-- Start Record excerpts --

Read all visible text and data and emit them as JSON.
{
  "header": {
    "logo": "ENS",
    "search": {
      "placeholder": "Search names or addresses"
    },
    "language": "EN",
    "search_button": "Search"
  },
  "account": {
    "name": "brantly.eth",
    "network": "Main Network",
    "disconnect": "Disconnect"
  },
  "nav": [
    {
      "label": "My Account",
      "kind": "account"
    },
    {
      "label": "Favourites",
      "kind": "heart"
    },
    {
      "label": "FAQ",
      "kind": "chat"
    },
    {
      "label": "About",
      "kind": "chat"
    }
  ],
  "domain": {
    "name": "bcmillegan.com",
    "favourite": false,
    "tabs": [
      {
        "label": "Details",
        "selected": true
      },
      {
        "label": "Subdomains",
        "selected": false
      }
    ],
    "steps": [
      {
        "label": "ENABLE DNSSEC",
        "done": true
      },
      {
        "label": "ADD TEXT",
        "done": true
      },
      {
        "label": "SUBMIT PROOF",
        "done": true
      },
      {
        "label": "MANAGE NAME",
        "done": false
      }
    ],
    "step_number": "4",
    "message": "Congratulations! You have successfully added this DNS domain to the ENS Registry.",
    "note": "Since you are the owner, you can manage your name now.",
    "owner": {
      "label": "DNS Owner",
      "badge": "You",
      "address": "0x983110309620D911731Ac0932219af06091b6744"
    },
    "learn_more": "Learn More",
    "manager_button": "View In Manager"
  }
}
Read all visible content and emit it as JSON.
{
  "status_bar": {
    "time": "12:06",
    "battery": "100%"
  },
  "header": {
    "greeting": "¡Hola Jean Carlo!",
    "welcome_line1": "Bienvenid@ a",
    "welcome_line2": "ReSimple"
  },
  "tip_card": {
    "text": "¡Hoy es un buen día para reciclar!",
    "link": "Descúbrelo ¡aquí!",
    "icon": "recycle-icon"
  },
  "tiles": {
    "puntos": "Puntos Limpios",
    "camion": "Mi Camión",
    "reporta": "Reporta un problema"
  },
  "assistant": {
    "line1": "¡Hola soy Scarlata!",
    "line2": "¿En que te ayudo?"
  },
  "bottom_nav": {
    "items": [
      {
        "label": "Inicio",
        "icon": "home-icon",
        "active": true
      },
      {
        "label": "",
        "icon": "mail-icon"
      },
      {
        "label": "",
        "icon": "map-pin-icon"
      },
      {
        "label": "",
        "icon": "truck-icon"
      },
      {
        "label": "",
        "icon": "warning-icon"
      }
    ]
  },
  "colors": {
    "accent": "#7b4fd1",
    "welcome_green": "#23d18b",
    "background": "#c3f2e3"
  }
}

-- End Record excerpts --

Return all of the entries exactly as they were supplied.

Exercise solution:
Read all visible text and data and emit them as JSON.
{
  "header": {
    "logo": "ENS",
    "search": {
      "placeholder": "Search names or addresses"
    },
    "language": "EN",
    "search_button": "Search"
  },
  "account": {
    "name": "brantly.eth",
    "network": "Main Network",
    "disconnect": "Disconnect"
  },
  "nav": [
    {
      "label": "My Account",
      "kind": "account"
    },
    {
      "label": "Favourites",
      "kind": "heart"
    },
    {
      "label": "FAQ",
      "kind": "chat"
    },
    {
      "label": "About",
      "kind": "chat"
    }
  ],
  "domain": {
    "name": "bcmillegan.com",
    "favourite": false,
    "tabs": [
      {
        "label": "Details",
        "selected": true
      },
      {
        "label": "Subdomains",
        "selected": false
      }
    ],
    "steps": [
      {
        "label": "ENABLE DNSSEC",
        "done": true
      },
      {
        "label": "ADD TEXT",
        "done": true
      },
      {
        "label": "SUBMIT PROOF",
        "done": true
      },
      {
        "label": "MANAGE NAME",
        "done": false
      }
    ],
    "step_number": "4",
    "message": "Congratulations! You have successfully added this DNS domain to the ENS Registry.",
    "note": "Since you are the owner, you can manage your name now.",
    "owner": {
      "label": "DNS Owner",
      "badge": "You",
      "address": "0x983110309620D911731Ac0932219af06091b6744"
    },
    "learn_more": "Learn More",
    "manager_button": "View In Manager"
  }
}
Read all visible content and emit it as JSON.
{
  "status_bar": {
    "time": "12:06",
    "battery": "100%"
  },
  "header": {
    "greeting": "¡Hola Jean Carlo!",
    "welcome_line1": "Bienvenid@ a",
    "welcome_line2": "ReSimple"
  },
  "tip_card": {
    "text": "¡Hoy es un buen día para reciclar!",
    "link": "Descúbrelo ¡aquí!",
    "icon": "recycle-icon"
  },
  "tiles": {
    "puntos": "Puntos Limpios",
    "camion": "Mi Camión",
    "reporta": "Reporta un problema"
  },
  "assistant": {
    "line1": "¡Hola soy Scarlata!",
    "line2": "¿En que te ayudo?"
  },
  "bottom_nav": {
    "items": [
      {
        "label": "Inicio",
        "icon": "home-icon",
        "active": true
      },
      {
        "label": "",
        "icon": "mail-icon"
      },
      {
        "label": "",
        "icon": "map-pin-icon"
      },
      {
        "label": "",
        "icon": "truck-icon"
      },
      {
        "label": "",
        "icon": "warning-icon"
      }
    ]
  },
  "colors": {
    "accent": "#7b4fd1",
    "welcome_green": "#23d18b",
    "background": "#c3f2e3"
  }
}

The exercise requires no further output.